Restate the material word for word and leave out anything that is a picture.

[START Data for the task]

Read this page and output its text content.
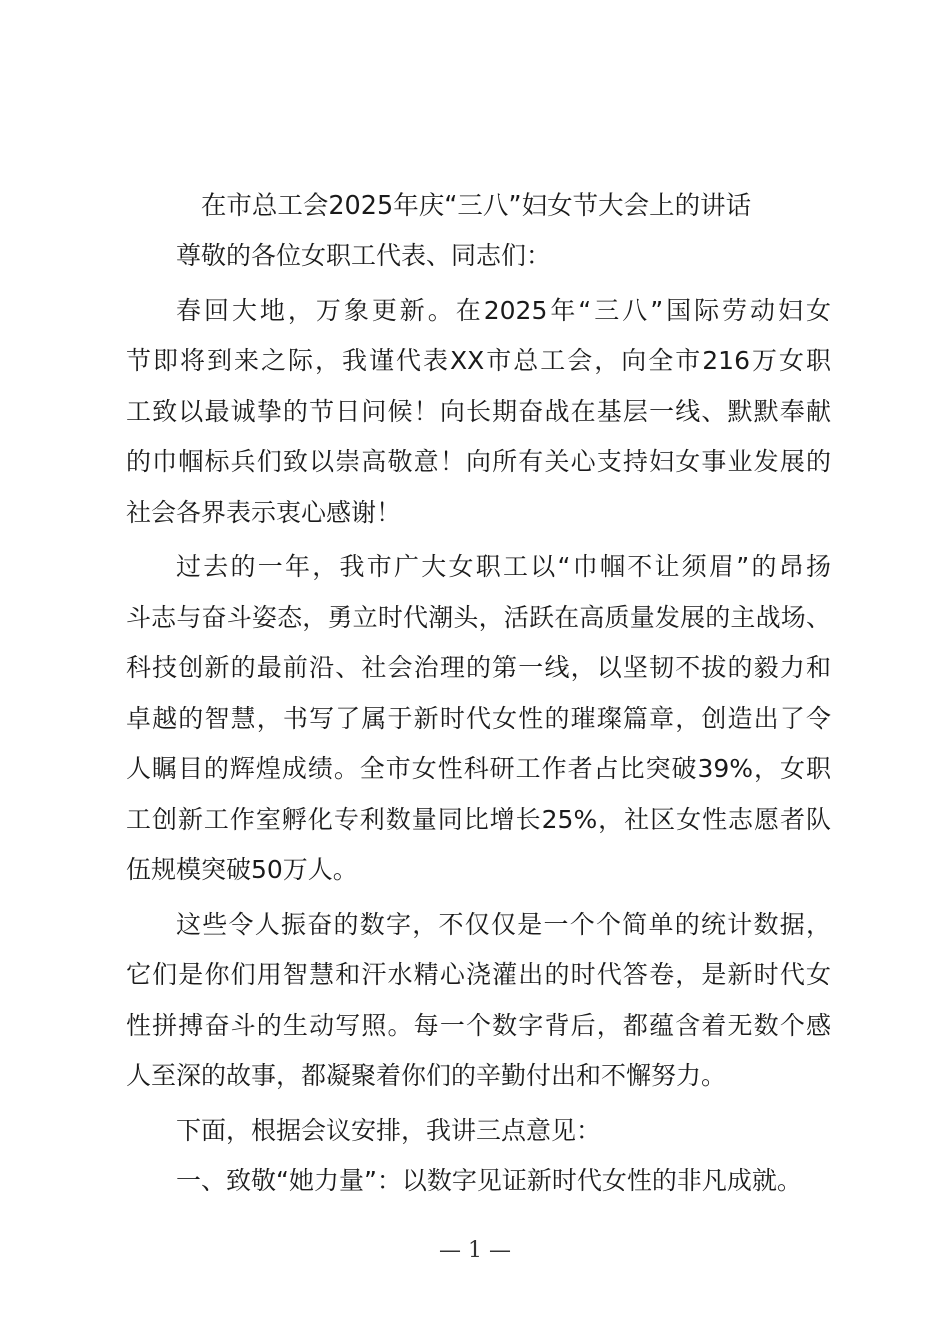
在市总工会2025年庆“三八”妇女节大会上的讲话

尊敬的各位女职工代表、同志们：

春回大地，万象更新。在2025年“三八”国际劳动妇女
节即将到来之际，我谨代表XX市总工会，向全市216万女职
工致以最诚挚的节日问候！向长期奋战在基层一线、默默奉献
的巾帼标兵们致以崇高敬意！向所有关心支持妇女事业发展的
社会各界表示衷心感谢！

过去的一年，我市广大女职工以“巾帼不让须眉”的昂扬
斗志与奋斗姿态，勇立时代潮头，活跃在高质量发展的主战场、
科技创新的最前沿、社会治理的第一线，以坚韧不拔的毅力和
卓越的智慧，书写了属于新时代女性的璀璨篇章，创造出了令
人瞩目的辉煌成绩。全市女性科研工作者占比突破39%，女职
工创新工作室孵化专利数量同比增长25%，社区女性志愿者队
伍规模突破50万人。

这些令人振奋的数字，不仅仅是一个个简单的统计数据，
它们是你们用智慧和汗水精心浇灌出的时代答卷，是新时代女
性拼搏奋斗的生动写照。每一个数字背后，都蕴含着无数个感
人至深的故事，都凝聚着你们的辛勤付出和不懈努力。

下面，根据会议安排，我讲三点意见：

一、致敬“她力量”：以数字见证新时代女性的非凡成就。

— 1 —
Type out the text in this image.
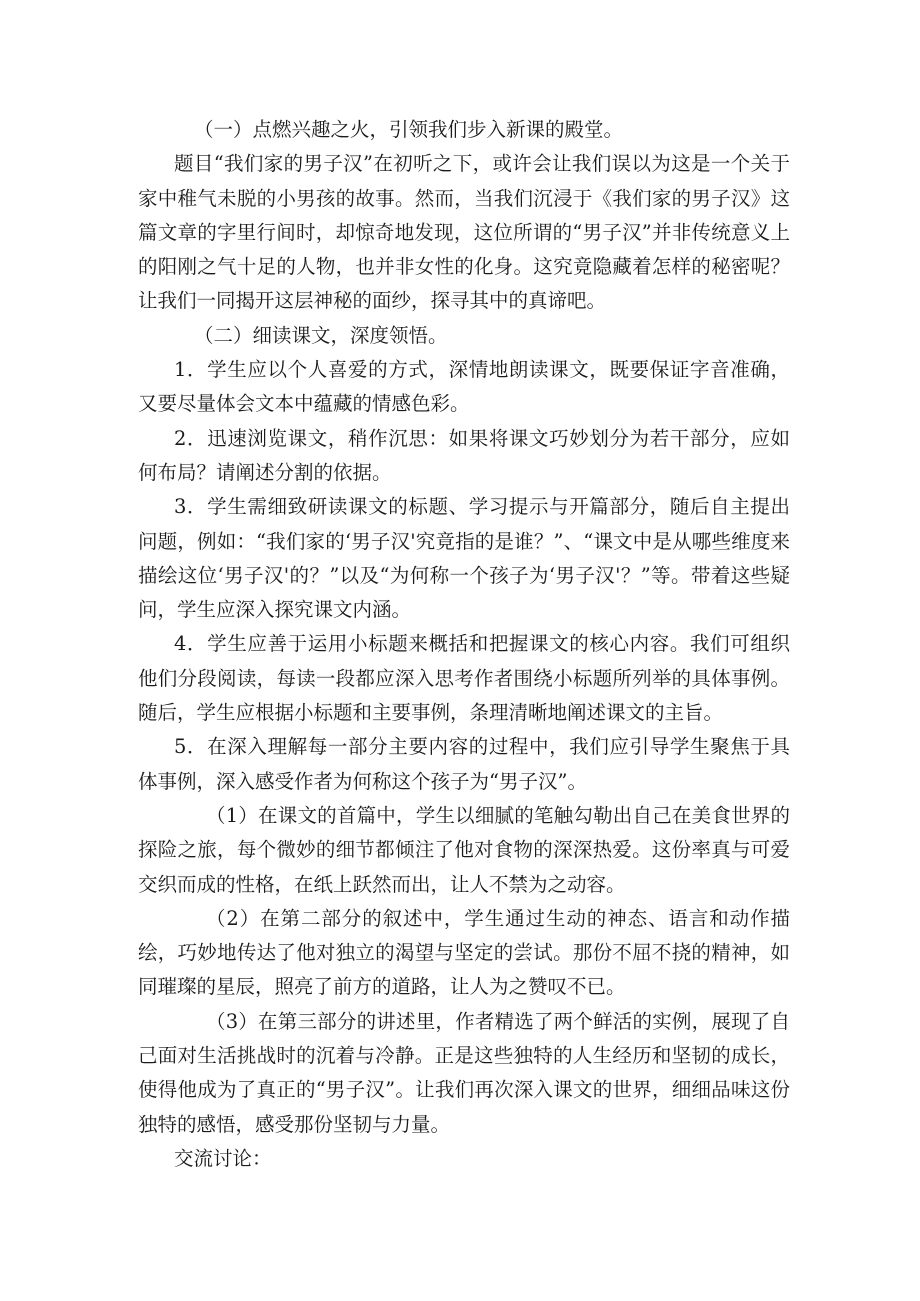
（一）点燃兴趣之火，引领我们步入新课的殿堂。

题目“我们家的男子汉”在初听之下，或许会让我们误以为这是一个关于家中稚气未脱的小男孩的故事。然而，当我们沉浸于《我们家的男子汉》这篇文章的字里行间时，却惊奇地发现，这位所谓的“男子汉”并非传统意义上的阳刚之气十足的人物，也并非女性的化身。这究竟隐藏着怎样的秘密呢？让我们一同揭开这层神秘的面纱，探寻其中的真谛吧。

（二）细读课文，深度领悟。

1．学生应以个人喜爱的方式，深情地朗读课文，既要保证字音准确，又要尽量体会文本中蕴藏的情感色彩。

2．迅速浏览课文，稍作沉思：如果将课文巧妙划分为若干部分，应如何布局？请阐述分割的依据。

3．学生需细致研读课文的标题、学习提示与开篇部分，随后自主提出问题，例如：“我们家的‘男子汉'究竟指的是谁？”、“课文中是从哪些维度来描绘这位‘男子汉'的？”以及“为何称一个孩子为‘男子汉'？”等。带着这些疑问，学生应深入探究课文内涵。

4．学生应善于运用小标题来概括和把握课文的核心内容。我们可组织他们分段阅读，每读一段都应深入思考作者围绕小标题所列举的具体事例。随后，学生应根据小标题和主要事例，条理清晰地阐述课文的主旨。

5．在深入理解每一部分主要内容的过程中，我们应引导学生聚焦于具体事例，深入感受作者为何称这个孩子为“男子汉”。

（1）在课文的首篇中，学生以细腻的笔触勾勒出自己在美食世界的探险之旅，每个微妙的细节都倾注了他对食物的深深热爱。这份率真与可爱交织而成的性格，在纸上跃然而出，让人不禁为之动容。

（2）在第二部分的叙述中，学生通过生动的神态、语言和动作描绘，巧妙地传达了他对独立的渴望与坚定的尝试。那份不屈不挠的精神，如同璀璨的星辰，照亮了前方的道路，让人为之赞叹不已。

（3）在第三部分的讲述里，作者精选了两个鲜活的实例，展现了自己面对生活挑战时的沉着与冷静。正是这些独特的人生经历和坚韧的成长，使得他成为了真正的“男子汉”。让我们再次深入课文的世界，细细品味这份独特的感悟，感受那份坚韧与力量。

交流讨论：
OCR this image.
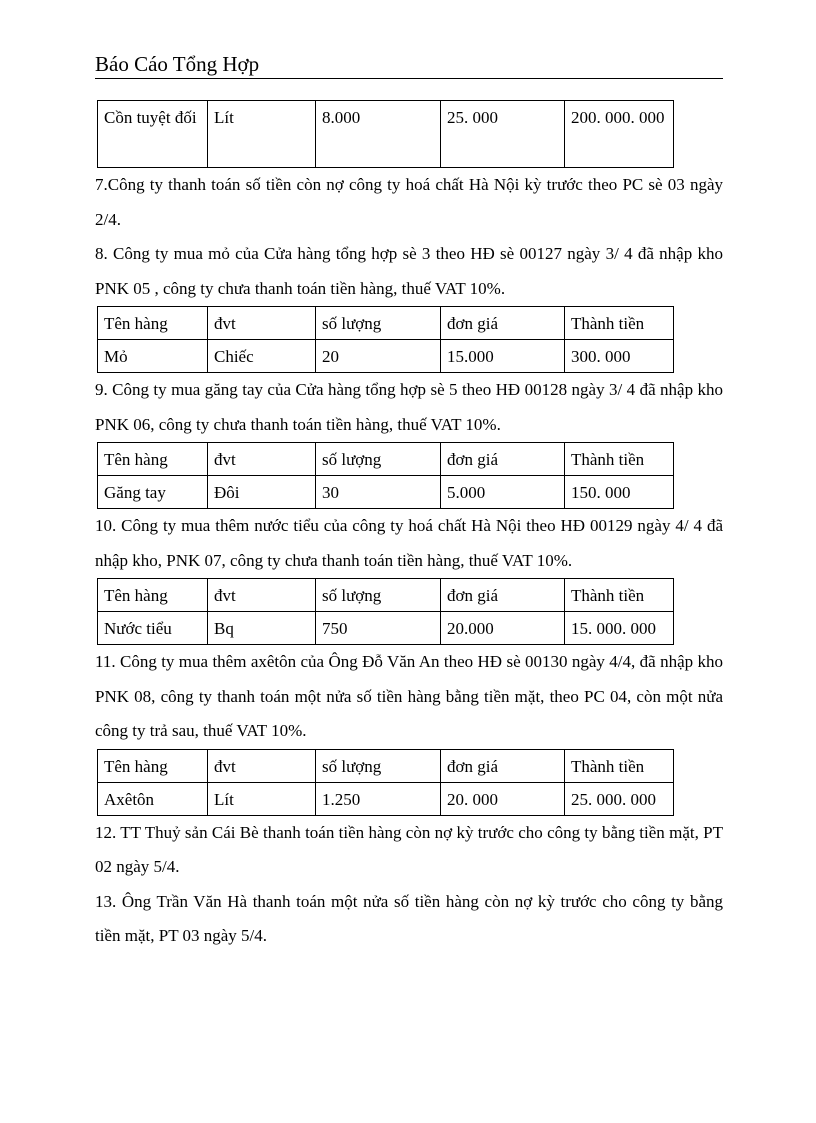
Báo Cáo Tổng Hợp
Cồn tuyệt đối	Lít	8.000	25. 000	200. 000. 000

7.Công ty thanh toán số tiền còn nợ công ty hoá chất Hà Nội kỳ trước theo PC sè 03 ngày 2/4.

8. Công ty mua mỏ của Cửa hàng tổng hợp sè 3 theo HĐ sè 00127 ngày 3/ 4 đã nhập kho PNK 05 , công ty chưa thanh toán tiền hàng, thuế VAT 10%.

Tên hàng	đvt	số lượng	đơn giá	Thành tiền
Mỏ	Chiếc	20	15.000	300. 000

9. Công ty mua găng tay của Cửa hàng tổng hợp sè 5 theo HĐ 00128 ngày 3/ 4 đã nhập kho PNK 06, công ty chưa thanh toán tiền hàng, thuế VAT 10%.

Tên hàng	đvt	số lượng	đơn giá	Thành tiền
Găng tay	Đôi	30	5.000	150. 000

10. Công ty mua thêm nước tiểu của công ty hoá chất Hà Nội theo HĐ 00129 ngày 4/ 4 đã nhập kho, PNK 07, công ty chưa thanh toán tiền hàng, thuế VAT 10%.

Tên hàng	đvt	số lượng	đơn giá	Thành tiền
Nước tiểu	Bq	750	20.000	15. 000. 000

11. Công ty mua thêm axêtôn của Ông Đỗ Văn An theo HĐ sè 00130 ngày 4/4, đã nhập kho PNK 08, công ty thanh toán một nửa số tiền hàng bằng tiền mặt, theo PC 04, còn một nửa công ty trả sau, thuế VAT 10%.

Tên hàng	đvt	số lượng	đơn giá	Thành tiền
Axêtôn	Lít	1.250	20. 000	25. 000. 000

12. TT Thuỷ sản Cái Bè thanh toán tiền hàng còn nợ kỳ trước cho công ty bằng tiền mặt, PT 02 ngày 5/4.

13. Ông Trần Văn Hà thanh toán một nửa số tiền hàng còn nợ kỳ trước cho công ty bằng tiền mặt, PT 03 ngày 5/4.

[END Data for the task]

● Response
Read this page and output its text content.
在市总工会2025年庆“三八”妇女节大会上的讲话

尊敬的各位女职工代表、同志们：

春回大地，万象更新。在2025年“三八”国际劳动妇女
节即将到来之际，我谨代表XX市总工会，向全市216万女职
工致以最诚挚的节日问候！向长期奋战在基层一线、默默奉献
的巾帼标兵们致以崇高敬意！向所有关心支持妇女事业发展的
社会各界表示衷心感谢！

过去的一年，我市广大女职工以“巾帼不让须眉”的昂扬
斗志与奋斗姿态，勇立时代潮头，活跃在高质量发展的主战场、
科技创新的最前沿、社会治理的第一线，以坚韧不拔的毅力和
卓越的智慧，书写了属于新时代女性的璀璨篇章，创造出了令
人瞩目的辉煌成绩。全市女性科研工作者占比突破39%，女职
工创新工作室孵化专利数量同比增长25%，社区女性志愿者队
伍规模突破50万人。

这些令人振奋的数字，不仅仅是一个个简单的统计数据，
它们是你们用智慧和汗水精心浇灌出的时代答卷，是新时代女
性拼搏奋斗的生动写照。每一个数字背后，都蕴含着无数个感
人至深的故事，都凝聚着你们的辛勤付出和不懈努力。

下面，根据会议安排，我讲三点意见：

一、致敬“她力量”：以数字见证新时代女性的非凡成就。

— 1 —
Type out the text in this image.
（一）点燃兴趣之火，引领我们步入新课的殿堂。

题目“我们家的男子汉”在初听之下，或许会让我们误以为这是一个关于家中稚气未脱的小男孩的故事。然而，当我们沉浸于《我们家的男子汉》这篇文章的字里行间时，却惊奇地发现，这位所谓的“男子汉”并非传统意义上的阳刚之气十足的人物，也并非女性的化身。这究竟隐藏着怎样的秘密呢？让我们一同揭开这层神秘的面纱，探寻其中的真谛吧。

（二）细读课文，深度领悟。

1．学生应以个人喜爱的方式，深情地朗读课文，既要保证字音准确，又要尽量体会文本中蕴藏的情感色彩。

2．迅速浏览课文，稍作沉思：如果将课文巧妙划分为若干部分，应如何布局？请阐述分割的依据。

3．学生需细致研读课文的标题、学习提示与开篇部分，随后自主提出问题，例如：“我们家的‘男子汉'究竟指的是谁？”、“课文中是从哪些维度来描绘这位‘男子汉'的？”以及“为何称一个孩子为‘男子汉'？”等。带着这些疑问，学生应深入探究课文内涵。

4．学生应善于运用小标题来概括和把握课文的核心内容。我们可组织他们分段阅读，每读一段都应深入思考作者围绕小标题所列举的具体事例。随后，学生应根据小标题和主要事例，条理清晰地阐述课文的主旨。

5．在深入理解每一部分主要内容的过程中，我们应引导学生聚焦于具体事例，深入感受作者为何称这个孩子为“男子汉”。

（1）在课文的首篇中，学生以细腻的笔触勾勒出自己在美食世界的探险之旅，每个微妙的细节都倾注了他对食物的深深热爱。这份率真与可爱交织而成的性格，在纸上跃然而出，让人不禁为之动容。

（2）在第二部分的叙述中，学生通过生动的神态、语言和动作描绘，巧妙地传达了他对独立的渴望与坚定的尝试。那份不屈不挠的精神，如同璀璨的星辰，照亮了前方的道路，让人为之赞叹不已。

（3）在第三部分的讲述里，作者精选了两个鲜活的实例，展现了自己面对生活挑战时的沉着与冷静。正是这些独特的人生经历和坚韧的成长，使得他成为了真正的“男子汉”。让我们再次深入课文的世界，细细品味这份独特的感悟，感受那份坚韧与力量。

交流讨论：
OCR this image.
Báo Cáo Tổng Hợp
Cồn tuyệt đối	Lít	8.000	25. 000	200. 000. 000

7.Công ty thanh toán số tiền còn nợ công ty hoá chất Hà Nội kỳ trước theo PC sè 03 ngày 2/4.

8. Công ty mua mỏ của Cửa hàng tổng hợp sè 3 theo HĐ sè 00127 ngày 3/ 4 đã nhập kho PNK 05 , công ty chưa thanh toán tiền hàng, thuế VAT 10%.

Tên hàng	đvt	số lượng	đơn giá	Thành tiền
Mỏ	Chiếc	20	15.000	300. 000

9. Công ty mua găng tay của Cửa hàng tổng hợp sè 5 theo HĐ 00128 ngày 3/ 4 đã nhập kho PNK 06, công ty chưa thanh toán tiền hàng, thuế VAT 10%.

Tên hàng	đvt	số lượng	đơn giá	Thành tiền
Găng tay	Đôi	30	5.000	150. 000

10. Công ty mua thêm nước tiểu của công ty hoá chất Hà Nội theo HĐ 00129 ngày 4/ 4 đã nhập kho, PNK 07, công ty chưa thanh toán tiền hàng, thuế VAT 10%.

Tên hàng	đvt	số lượng	đơn giá	Thành tiền
Nước tiểu	Bq	750	20.000	15. 000. 000

11. Công ty mua thêm axêtôn của Ông Đỗ Văn An theo HĐ sè 00130 ngày 4/4, đã nhập kho PNK 08, công ty thanh toán một nửa số tiền hàng bằng tiền mặt, theo PC 04, còn một nửa công ty trả sau, thuế VAT 10%.

Tên hàng	đvt	số lượng	đơn giá	Thành tiền
Axêtôn	Lít	1.250	20. 000	25. 000. 000

12. TT Thuỷ sản Cái Bè thanh toán tiền hàng còn nợ kỳ trước cho công ty bằng tiền mặt, PT 02 ngày 5/4.

13. Ông Trần Văn Hà thanh toán một nửa số tiền hàng còn nợ kỳ trước cho công ty bằng tiền mặt, PT 03 ngày 5/4.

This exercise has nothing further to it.